[Problem statement] Every line below should be copied exactly; drop the pictures.

------ Material supplied ------

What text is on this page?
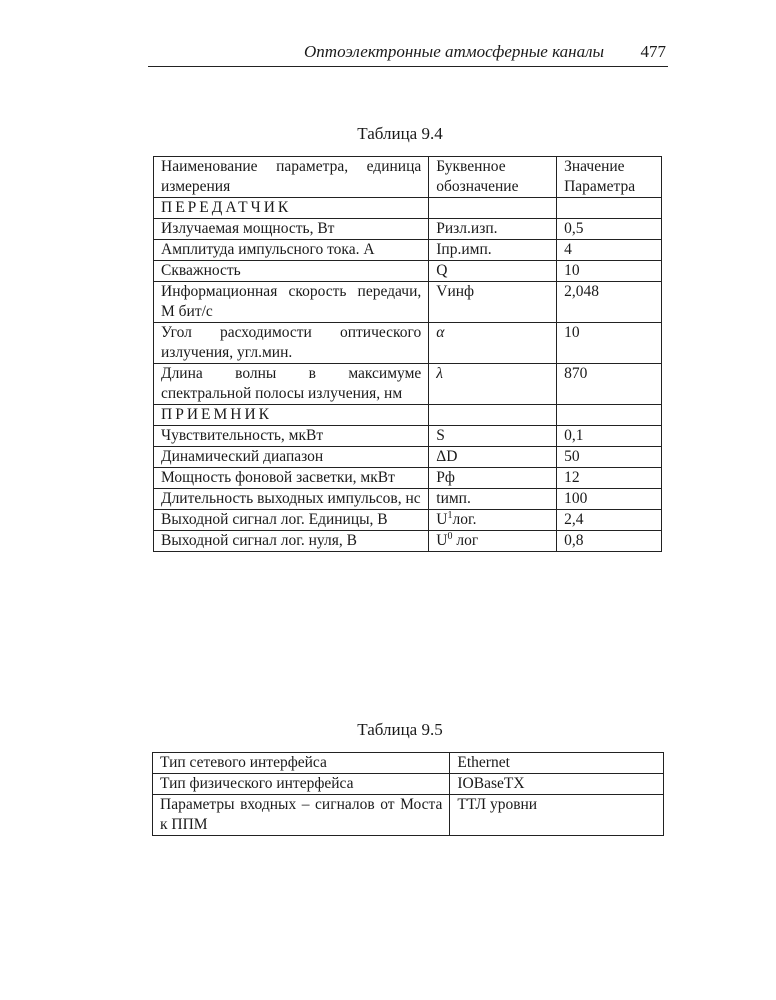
Оптоэлектронные атмосферные каналы 477
Таблица 9.4
Наименование параметра, единица измерения	Буквенное обозначение	Значение Параметра
ПЕРЕДАТЧИК		
Излучаемая мощность, Вт	Ризл.изп.	0,5
Амплитуда импульсного тока. А	Iпр.имп.	4
Скважность	Q	10
Информационная скорость передачи, М бит/с	Vинф	2,048
Угол расходимости оптического излучения, угл.мин.	α	10
Длина волны в максимуме спектральной полосы излучения, нм	λ	870
ПРИЕМНИК		
Чувствительность, мкВт	S	0,1
Динамический диапазон	ΔD	50
Мощность фоновой засветки, мкВт	Рф	12
Длительность выходных импульсов, нс	tимп.	100
Выходной сигнал лог. Единицы, В	$U^1лог$.	2,4
Выходной сигнал лог. нуля, В	$U^0$ лог	0,8
Таблица 9.5
Тип сетевого интерфейса	Ethernet
Тип физического интерфейса	IOBaseTX
Параметры входных – сигналов от Моста к ППМ	ТТЛ уровни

------

[Answer for this exercise]
What text is on this page?
Оптоэлектронные атмосферные каналы 477
Таблица 9.4
Наименование параметра, единица измерения	Буквенное обозначение	Значение Параметра
ПЕРЕДАТЧИК		
Излучаемая мощность, Вт	Ризл.изп.	0,5
Амплитуда импульсного тока. А	Iпр.имп.	4
Скважность	Q	10
Информационная скорость передачи, М бит/с	Vинф	2,048
Угол расходимости оптического излучения, угл.мин.	α	10
Длина волны в максимуме спектральной полосы излучения, нм	λ	870
ПРИЕМНИК		
Чувствительность, мкВт	S	0,1
Динамический диапазон	ΔD	50
Мощность фоновой засветки, мкВт	Рф	12
Длительность выходных импульсов, нс	tимп.	100
Выходной сигнал лог. Единицы, В	$U^1лог$.	2,4
Выходной сигнал лог. нуля, В	$U^0$ лог	0,8
Таблица 9.5
Тип сетевого интерфейса	Ethernet
Тип физического интерфейса	IOBaseTX
Параметры входных – сигналов от Моста к ППМ	ТТЛ уровни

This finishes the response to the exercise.